TEXT PROVIDED:
Far Rockaway, Queens

"Far Rockaway" redirects here. For other uses, see Far Rockaway (disambiguation).
Far Rockaway
Neighborhood of Queens

Far Rockaway street scene
Country United States
State New York
City New York City
County/Borough Queens
Named for Place name of the Native American Lenape.
Population (2010)
  Total 60,035
  White 31.0%
  Black 50.1%
  Hispanic 25.2%
  Asian 2.0%
  Other 14.3%
  Median income $27,820
ZIP code 11691
Area code(s) 718, 347, 917

Far Rockaway is a neighborhood on the Rockaway Peninsula in the New York City borough of Queens in the United States. It is the easternmost section of the Rockaways. The neighborhood starts at the Nassau County line and extends west to Beach 32nd Street. The neighborhood is part of Queens Community Board 14.[1]


Grand View Avenue in the 1910s

The name "Rockaway" may have meant "place of sands" in the Munsee language of the Native American Lenape. Other spellings include Requarkie, Rechouwakie, Rechaweygh, Rechquaakie and Reckowacky.[note 1]

In September 1609, Henry Hudson and his crew were the first Europeans to see the Rockaways and Jamaica Bay.[2] Hudson was attempting to go to the Northwest Passage. On September 11, Hudson sailed into the Upper New York Bay,[3] and the following day began a journey up the modern-day Hudson River.

EXERCISE REQUIREMENTS:
(a) In the Far Rockaway article, substitute "Delaware" for "Lenape" and give the part that opens with the words containing "Far Rockaway street" and closes with "name of the Native American Lenape.".
(b) For each statement, say yes or no according to the Far Rockaway article, and quote the words that decide it: (i) Far Rockaway is the westernmost section of the Rockaways. (ii) The neighborhood's ZIP code is 11691. (iii) Hudson sailed into the Upper New York Bay on September 11.

EXTRACTED ENTRIES:
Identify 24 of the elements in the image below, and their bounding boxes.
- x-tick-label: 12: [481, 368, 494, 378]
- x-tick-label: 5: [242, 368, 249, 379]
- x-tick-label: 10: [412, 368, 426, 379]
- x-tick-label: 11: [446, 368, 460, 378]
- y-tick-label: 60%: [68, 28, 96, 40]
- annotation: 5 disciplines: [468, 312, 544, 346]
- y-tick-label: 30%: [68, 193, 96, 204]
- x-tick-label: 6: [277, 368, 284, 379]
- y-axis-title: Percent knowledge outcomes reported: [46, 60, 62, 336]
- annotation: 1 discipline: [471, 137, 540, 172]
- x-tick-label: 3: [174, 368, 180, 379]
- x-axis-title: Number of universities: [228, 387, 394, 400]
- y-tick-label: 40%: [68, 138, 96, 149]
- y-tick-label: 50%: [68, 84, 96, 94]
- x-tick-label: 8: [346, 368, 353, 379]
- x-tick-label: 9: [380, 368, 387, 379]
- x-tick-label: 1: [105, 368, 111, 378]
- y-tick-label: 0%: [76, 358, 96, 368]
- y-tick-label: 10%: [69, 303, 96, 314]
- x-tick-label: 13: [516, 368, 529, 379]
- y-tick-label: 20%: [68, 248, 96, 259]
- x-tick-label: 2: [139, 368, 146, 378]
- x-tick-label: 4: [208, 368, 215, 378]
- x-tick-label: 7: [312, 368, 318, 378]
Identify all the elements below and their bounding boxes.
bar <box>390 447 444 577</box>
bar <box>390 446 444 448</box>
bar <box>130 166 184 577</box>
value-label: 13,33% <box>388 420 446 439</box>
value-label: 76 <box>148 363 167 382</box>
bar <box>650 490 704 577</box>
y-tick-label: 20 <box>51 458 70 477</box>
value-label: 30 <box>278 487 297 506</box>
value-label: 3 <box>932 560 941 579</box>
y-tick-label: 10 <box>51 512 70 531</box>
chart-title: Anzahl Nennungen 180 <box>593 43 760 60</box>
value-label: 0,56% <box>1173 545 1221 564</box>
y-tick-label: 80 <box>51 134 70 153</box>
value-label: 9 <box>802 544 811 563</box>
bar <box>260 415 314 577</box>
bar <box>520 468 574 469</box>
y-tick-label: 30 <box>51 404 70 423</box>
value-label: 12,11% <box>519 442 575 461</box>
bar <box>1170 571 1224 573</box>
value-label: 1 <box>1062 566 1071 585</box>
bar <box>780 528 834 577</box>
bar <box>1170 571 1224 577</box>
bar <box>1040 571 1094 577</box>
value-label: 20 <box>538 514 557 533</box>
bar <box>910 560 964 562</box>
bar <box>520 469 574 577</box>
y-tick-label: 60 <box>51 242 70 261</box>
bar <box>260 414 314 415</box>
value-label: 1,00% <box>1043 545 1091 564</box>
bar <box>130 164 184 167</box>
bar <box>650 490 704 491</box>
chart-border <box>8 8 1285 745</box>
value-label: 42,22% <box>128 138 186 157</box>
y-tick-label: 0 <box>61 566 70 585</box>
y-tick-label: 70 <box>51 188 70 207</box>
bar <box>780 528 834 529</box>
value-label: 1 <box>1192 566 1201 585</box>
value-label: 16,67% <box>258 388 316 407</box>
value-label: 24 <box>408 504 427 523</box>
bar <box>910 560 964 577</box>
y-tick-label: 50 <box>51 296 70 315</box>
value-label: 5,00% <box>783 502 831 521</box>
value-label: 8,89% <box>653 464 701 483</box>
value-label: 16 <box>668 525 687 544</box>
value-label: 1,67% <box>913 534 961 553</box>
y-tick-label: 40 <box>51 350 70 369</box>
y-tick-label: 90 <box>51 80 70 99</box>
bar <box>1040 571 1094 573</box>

FINAL RESULTS:
(a)
Far Rockaway street scene
Country United States
State New York
City New York City
County/Borough Queens
Named for Place name of the Native American Delaware.

(b)
(i) No: "It is the easternmost section of the Rockaways."
(ii) Yes: "ZIP code 11691"
(iii) Yes: "On September 11, Hudson sailed into the Upper New York Bay"